▸ EXERCISE OBJECTIVE: Reproduce the data word for word, from its first line through the line containing "- radial-tick-label: -1.0: [234, 189, 258, 202]", including both.

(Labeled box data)
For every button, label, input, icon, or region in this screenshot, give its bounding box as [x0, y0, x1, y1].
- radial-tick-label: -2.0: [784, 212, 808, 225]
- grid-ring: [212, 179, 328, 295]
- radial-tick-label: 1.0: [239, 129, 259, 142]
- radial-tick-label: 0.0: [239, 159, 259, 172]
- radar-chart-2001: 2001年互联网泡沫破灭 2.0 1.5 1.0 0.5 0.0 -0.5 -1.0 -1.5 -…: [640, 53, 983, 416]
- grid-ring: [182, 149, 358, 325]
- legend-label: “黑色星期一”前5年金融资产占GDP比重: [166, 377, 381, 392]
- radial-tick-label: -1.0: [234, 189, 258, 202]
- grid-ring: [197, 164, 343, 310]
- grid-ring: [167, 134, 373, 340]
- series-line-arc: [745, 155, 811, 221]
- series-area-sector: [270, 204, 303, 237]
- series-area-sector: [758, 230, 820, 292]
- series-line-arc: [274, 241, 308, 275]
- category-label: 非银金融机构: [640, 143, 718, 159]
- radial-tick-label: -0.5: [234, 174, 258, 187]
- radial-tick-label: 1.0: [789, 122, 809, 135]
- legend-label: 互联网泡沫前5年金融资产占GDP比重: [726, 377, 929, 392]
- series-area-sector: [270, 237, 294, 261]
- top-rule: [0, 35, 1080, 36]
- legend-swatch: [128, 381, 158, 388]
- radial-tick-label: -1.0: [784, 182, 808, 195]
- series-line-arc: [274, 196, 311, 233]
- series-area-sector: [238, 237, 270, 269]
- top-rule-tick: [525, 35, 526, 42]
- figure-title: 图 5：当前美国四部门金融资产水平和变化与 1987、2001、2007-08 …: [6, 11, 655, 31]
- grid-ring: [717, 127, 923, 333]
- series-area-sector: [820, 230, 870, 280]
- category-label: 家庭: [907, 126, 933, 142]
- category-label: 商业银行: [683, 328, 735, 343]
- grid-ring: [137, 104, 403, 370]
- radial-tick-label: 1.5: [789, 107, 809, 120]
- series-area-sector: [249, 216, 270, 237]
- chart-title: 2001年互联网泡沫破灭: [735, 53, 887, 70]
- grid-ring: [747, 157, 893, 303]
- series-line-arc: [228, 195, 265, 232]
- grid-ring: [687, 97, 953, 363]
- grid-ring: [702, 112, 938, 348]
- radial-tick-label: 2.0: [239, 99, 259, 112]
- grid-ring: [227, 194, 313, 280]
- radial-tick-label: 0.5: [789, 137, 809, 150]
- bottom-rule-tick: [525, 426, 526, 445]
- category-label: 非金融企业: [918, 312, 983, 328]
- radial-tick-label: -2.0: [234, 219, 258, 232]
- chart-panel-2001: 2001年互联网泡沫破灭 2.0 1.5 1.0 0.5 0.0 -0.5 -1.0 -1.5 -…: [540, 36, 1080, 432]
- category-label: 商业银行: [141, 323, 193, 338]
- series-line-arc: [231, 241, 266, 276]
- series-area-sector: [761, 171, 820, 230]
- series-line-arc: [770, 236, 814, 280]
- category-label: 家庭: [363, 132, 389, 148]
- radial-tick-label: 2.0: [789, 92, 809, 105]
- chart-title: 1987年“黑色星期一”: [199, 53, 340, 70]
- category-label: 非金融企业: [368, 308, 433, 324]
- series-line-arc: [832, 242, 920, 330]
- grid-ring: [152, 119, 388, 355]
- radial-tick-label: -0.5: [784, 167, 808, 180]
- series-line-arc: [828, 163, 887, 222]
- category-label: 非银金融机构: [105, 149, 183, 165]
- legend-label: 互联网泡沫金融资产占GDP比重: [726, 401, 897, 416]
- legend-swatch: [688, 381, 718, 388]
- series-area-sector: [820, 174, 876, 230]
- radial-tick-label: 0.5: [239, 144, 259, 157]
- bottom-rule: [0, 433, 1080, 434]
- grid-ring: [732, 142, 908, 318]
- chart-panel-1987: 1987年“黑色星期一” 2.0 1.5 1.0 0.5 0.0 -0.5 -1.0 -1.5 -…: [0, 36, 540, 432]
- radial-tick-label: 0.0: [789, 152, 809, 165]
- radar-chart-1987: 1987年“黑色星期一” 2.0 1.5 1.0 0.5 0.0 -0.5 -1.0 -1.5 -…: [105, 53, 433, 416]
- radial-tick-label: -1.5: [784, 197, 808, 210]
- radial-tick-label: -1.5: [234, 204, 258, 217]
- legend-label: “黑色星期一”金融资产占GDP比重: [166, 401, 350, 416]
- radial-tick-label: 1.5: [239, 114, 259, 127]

▸ FINAL ANSWER:
For every button, label, input, icon, or region in this screenshot, give its bounding box as [x0, y0, x1, y1].
- radial-tick-label: -2.0: [784, 212, 808, 225]
- grid-ring: [212, 179, 328, 295]
- radial-tick-label: 1.0: [239, 129, 259, 142]
- radial-tick-label: 0.0: [239, 159, 259, 172]
- radar-chart-2001: 2001年互联网泡沫破灭 2.0 1.5 1.0 0.5 0.0 -0.5 -1.0 -1.5 -…: [640, 53, 983, 416]
- grid-ring: [182, 149, 358, 325]
- legend-label: “黑色星期一”前5年金融资产占GDP比重: [166, 377, 381, 392]
- radial-tick-label: -1.0: [234, 189, 258, 202]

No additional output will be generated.